**AVAILABLE DATA:**
## BEGIN

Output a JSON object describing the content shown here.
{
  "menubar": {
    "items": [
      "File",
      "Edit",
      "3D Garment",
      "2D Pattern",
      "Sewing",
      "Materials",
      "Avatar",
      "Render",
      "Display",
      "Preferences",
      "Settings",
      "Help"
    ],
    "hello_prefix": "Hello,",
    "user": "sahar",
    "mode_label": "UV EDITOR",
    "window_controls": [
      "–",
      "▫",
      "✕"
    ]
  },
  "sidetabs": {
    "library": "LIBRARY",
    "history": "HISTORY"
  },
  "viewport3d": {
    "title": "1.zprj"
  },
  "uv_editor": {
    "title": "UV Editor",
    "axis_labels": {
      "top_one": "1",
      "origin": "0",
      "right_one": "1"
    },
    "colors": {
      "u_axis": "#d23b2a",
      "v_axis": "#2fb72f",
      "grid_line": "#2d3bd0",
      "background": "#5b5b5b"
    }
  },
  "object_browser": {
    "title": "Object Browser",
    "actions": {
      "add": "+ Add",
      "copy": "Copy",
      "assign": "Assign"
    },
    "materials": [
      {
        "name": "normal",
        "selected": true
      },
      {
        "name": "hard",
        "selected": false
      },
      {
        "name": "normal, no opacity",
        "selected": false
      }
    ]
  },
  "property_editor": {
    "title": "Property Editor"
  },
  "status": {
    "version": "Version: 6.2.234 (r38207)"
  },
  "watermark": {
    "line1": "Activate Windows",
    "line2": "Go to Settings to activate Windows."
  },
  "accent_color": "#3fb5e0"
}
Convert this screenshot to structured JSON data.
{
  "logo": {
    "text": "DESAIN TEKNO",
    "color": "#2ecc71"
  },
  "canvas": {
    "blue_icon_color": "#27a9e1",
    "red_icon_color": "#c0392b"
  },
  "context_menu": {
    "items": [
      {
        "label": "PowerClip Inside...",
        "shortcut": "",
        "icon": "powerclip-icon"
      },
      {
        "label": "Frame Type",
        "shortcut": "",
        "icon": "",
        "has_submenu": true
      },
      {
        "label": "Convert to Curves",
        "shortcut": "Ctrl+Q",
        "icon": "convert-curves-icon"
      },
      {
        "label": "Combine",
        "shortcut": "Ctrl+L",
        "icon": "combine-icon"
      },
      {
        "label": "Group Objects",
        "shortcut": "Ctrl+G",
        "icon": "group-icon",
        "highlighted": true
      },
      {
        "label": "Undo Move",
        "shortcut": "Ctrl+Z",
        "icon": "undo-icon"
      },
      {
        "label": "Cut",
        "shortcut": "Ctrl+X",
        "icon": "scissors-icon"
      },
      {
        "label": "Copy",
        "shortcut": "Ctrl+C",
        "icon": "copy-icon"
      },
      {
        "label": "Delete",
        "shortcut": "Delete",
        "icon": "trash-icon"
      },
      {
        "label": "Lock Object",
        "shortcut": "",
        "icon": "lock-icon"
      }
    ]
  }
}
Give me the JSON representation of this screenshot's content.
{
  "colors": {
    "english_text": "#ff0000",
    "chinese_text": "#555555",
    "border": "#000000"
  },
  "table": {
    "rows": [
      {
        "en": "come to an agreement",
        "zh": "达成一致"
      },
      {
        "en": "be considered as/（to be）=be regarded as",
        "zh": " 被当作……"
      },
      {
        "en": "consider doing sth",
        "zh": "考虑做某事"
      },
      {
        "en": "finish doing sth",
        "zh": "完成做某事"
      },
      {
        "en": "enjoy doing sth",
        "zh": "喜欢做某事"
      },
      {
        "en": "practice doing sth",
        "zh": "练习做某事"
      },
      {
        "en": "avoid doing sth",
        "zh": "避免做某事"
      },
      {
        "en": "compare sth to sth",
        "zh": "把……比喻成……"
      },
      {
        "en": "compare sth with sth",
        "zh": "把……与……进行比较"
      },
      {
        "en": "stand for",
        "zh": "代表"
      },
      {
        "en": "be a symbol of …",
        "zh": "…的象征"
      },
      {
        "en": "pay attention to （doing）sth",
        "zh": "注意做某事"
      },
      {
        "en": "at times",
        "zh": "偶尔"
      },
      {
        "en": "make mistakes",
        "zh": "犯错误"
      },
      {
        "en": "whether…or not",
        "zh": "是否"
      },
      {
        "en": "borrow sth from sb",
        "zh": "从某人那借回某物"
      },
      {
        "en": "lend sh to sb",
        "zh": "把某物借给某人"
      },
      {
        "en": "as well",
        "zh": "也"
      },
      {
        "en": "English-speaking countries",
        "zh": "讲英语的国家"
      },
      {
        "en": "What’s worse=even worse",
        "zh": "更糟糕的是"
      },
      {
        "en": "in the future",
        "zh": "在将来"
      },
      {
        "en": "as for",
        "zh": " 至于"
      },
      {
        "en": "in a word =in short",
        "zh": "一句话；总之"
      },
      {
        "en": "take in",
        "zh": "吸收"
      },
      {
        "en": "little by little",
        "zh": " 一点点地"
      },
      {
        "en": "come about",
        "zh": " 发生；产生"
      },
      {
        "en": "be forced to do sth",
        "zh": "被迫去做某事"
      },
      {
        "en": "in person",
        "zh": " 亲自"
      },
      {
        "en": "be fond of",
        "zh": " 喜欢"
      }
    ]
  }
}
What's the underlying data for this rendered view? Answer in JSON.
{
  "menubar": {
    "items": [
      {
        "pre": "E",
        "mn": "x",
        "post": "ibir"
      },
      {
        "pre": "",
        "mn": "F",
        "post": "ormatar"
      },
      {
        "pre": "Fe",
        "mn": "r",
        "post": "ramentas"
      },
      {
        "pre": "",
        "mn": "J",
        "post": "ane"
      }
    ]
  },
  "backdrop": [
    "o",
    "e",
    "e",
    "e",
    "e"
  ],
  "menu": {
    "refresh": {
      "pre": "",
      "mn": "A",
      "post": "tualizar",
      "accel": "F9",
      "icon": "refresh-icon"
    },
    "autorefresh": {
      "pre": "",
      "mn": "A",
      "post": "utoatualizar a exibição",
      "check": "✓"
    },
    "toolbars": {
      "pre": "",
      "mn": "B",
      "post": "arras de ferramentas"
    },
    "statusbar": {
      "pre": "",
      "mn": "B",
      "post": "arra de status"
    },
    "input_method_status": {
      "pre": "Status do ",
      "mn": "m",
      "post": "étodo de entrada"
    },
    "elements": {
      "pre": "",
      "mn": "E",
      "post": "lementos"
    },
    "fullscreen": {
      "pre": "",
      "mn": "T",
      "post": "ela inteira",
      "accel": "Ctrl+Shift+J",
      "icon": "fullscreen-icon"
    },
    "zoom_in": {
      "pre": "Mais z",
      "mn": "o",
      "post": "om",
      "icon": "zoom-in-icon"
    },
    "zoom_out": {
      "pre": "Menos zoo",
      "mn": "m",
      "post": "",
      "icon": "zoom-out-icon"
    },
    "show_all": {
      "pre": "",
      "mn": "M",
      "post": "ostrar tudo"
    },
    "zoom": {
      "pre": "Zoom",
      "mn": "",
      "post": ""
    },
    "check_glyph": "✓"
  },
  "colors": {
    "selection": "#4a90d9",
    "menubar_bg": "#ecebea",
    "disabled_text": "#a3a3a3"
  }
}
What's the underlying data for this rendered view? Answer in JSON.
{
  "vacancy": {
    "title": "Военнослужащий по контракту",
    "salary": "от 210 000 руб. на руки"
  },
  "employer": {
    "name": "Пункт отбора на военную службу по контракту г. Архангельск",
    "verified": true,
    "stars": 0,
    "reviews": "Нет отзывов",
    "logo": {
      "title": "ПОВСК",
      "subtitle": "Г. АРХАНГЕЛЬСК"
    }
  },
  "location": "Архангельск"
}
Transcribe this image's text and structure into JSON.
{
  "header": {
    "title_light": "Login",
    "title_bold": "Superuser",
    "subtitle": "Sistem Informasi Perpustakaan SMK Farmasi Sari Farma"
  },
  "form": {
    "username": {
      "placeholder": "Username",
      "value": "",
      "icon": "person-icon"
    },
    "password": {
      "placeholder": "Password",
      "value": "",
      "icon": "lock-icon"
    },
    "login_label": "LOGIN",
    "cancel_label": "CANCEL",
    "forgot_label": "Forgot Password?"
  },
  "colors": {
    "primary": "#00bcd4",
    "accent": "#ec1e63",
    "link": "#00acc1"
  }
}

## END

**AIM:** Give the count of lines in the listing that hold the word "doing", with no other text.

**RESPONSE BELOW:** 6